■ WHAT THE TASK ASKS
All lines in the data that hold the word "wurden" need copying.

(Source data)
^^^^^^^^^^^^^^^^

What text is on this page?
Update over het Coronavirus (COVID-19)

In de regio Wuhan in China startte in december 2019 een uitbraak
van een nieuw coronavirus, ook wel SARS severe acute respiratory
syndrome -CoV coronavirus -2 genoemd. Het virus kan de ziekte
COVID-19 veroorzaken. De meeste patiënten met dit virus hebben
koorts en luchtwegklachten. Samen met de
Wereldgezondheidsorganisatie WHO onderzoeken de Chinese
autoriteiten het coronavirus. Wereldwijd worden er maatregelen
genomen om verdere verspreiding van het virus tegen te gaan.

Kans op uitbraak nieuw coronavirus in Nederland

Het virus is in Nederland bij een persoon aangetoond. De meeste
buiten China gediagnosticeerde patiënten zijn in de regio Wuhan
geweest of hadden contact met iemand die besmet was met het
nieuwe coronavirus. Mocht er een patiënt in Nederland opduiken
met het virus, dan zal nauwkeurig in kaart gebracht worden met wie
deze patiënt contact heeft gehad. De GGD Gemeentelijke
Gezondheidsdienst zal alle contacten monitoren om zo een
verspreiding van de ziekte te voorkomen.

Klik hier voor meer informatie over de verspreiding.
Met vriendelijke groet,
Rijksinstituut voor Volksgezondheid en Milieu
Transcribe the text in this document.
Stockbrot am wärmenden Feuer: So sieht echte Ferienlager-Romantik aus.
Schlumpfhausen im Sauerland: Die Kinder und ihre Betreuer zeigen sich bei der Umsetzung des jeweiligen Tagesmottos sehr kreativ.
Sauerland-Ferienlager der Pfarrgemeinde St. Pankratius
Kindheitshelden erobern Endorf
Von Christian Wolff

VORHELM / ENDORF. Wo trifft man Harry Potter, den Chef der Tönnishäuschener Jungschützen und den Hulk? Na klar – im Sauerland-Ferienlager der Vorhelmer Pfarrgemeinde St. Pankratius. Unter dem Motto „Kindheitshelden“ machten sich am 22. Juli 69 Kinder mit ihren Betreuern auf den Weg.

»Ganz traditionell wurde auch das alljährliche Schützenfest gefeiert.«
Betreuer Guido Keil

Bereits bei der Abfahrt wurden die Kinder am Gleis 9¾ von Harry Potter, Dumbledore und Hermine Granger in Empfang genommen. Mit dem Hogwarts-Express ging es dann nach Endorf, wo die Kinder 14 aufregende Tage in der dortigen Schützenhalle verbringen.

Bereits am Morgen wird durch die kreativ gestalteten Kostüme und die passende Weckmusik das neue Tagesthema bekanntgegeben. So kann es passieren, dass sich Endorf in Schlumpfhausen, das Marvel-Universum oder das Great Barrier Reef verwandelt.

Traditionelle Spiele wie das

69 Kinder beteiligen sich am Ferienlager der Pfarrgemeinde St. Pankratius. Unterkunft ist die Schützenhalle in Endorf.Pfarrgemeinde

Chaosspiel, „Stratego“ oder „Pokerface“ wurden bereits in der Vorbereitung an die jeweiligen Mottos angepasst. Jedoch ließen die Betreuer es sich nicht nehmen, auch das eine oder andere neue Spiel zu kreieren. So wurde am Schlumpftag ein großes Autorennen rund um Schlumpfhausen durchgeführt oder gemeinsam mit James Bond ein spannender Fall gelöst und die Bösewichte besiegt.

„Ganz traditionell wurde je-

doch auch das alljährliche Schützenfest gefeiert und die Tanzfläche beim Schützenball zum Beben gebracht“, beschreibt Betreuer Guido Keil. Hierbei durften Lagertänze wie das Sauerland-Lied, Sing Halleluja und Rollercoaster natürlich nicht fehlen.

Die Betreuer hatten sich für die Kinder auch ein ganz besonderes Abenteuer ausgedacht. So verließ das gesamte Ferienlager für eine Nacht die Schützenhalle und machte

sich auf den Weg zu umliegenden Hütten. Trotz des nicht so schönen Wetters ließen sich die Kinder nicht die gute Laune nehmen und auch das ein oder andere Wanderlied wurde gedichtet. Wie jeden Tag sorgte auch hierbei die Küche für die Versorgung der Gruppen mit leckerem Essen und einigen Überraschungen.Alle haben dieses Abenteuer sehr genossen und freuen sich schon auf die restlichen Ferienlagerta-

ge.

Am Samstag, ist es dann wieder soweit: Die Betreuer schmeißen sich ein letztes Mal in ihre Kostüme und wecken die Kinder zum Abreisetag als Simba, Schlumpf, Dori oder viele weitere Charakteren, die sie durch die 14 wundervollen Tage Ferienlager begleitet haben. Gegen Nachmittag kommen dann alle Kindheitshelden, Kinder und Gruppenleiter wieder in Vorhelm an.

^^^^^^^^^^^^^^^^

■ SOLUTION TO THIS EXERCISE
Bereits bei der Abfahrt wurden die Kinder am Gleis 9¾ von Harry Potter, Dumbledore und Hermine Granger in Empfang genommen. Mit dem Hogwarts-Express ging es dann nach Endorf, wo die Kinder 14 aufregende Tage in der dortigen Schützenhalle verbringen.
Chaosspiel, „Stratego“ oder „Pokerface“ wurden bereits in der Vorbereitung an die jeweiligen Mottos angepasst. Jedoch ließen die Betreuer es sich nicht nehmen, auch das eine oder andere neue Spiel zu kreieren. So wurde am Schlumpftag ein großes Autorennen rund um Schlumpfhausen durchgeführt oder gemeinsam mit James Bond ein spannender Fall gelöst und die Bösewichte besiegt.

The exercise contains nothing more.